:: Given data ::
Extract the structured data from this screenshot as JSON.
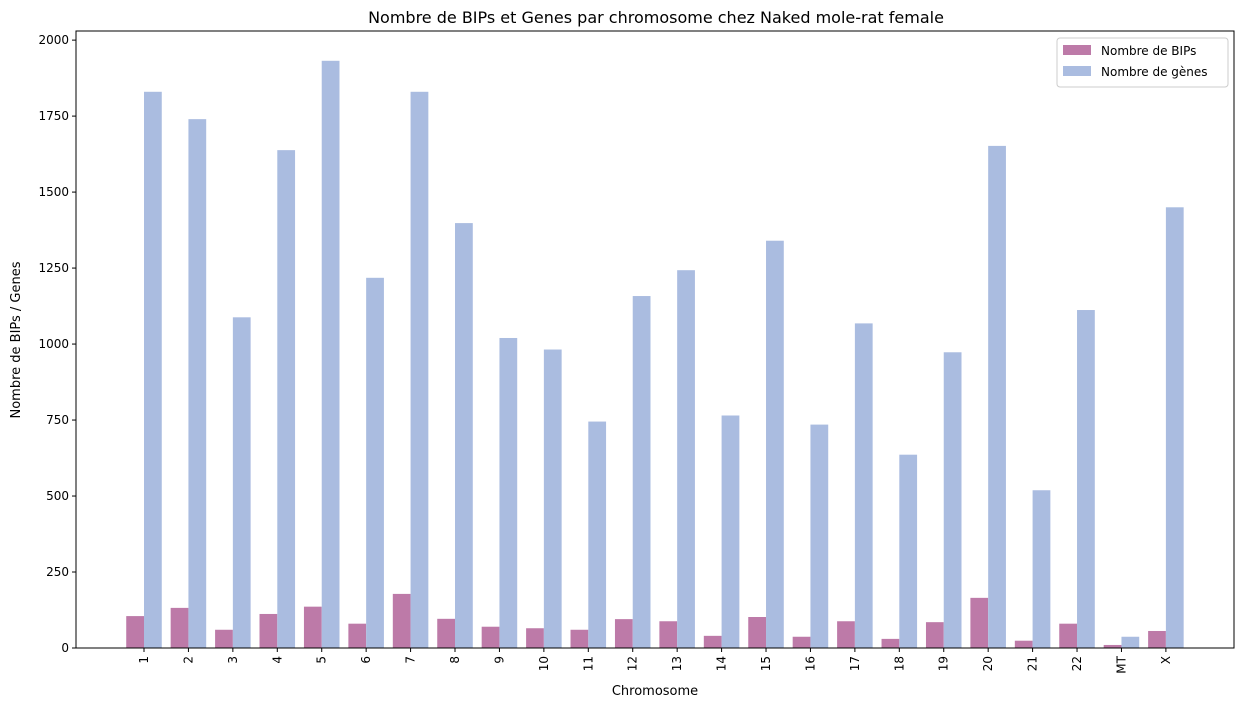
{
  "chart_data": {
    "type": "bar",
    "title": "Nombre de BIPs et Genes par chromosome chez Naked mole-rat female",
    "xlabel": "Chromosome",
    "ylabel": "Nombre de BIPs / Genes",
    "ylim": [
      0,
      2030
    ],
    "yticks": [
      0,
      250,
      500,
      750,
      1000,
      1250,
      1500,
      1750,
      2000
    ],
    "categories": [
      "1",
      "2",
      "3",
      "4",
      "5",
      "6",
      "7",
      "8",
      "9",
      "10",
      "11",
      "12",
      "13",
      "14",
      "15",
      "16",
      "17",
      "18",
      "19",
      "20",
      "21",
      "22",
      "MT",
      "X"
    ],
    "series": [
      {
        "name": "Nombre de BIPs",
        "color": "#bd7aa8",
        "values": [
          105,
          132,
          60,
          112,
          136,
          80,
          178,
          96,
          70,
          65,
          60,
          95,
          88,
          40,
          102,
          37,
          88,
          30,
          85,
          165,
          24,
          80,
          10,
          56
        ]
      },
      {
        "name": "Nombre de gènes",
        "color": "#aabce0",
        "values": [
          1830,
          1740,
          1088,
          1638,
          1932,
          1218,
          1830,
          1398,
          1020,
          982,
          745,
          1158,
          1243,
          765,
          1340,
          735,
          1068,
          636,
          973,
          1652,
          519,
          1112,
          37,
          1450
        ]
      }
    ],
    "legend": "top-right",
    "grid": false
  }
}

:: What to produce ::
Report every line of the preceding listing where the string "Genes" occurs.

:: Response to this exercise ::
    "title": "Nombre de BIPs et Genes par chromosome chez Naked mole-rat female",
    "ylabel": "Nombre de BIPs / Genes",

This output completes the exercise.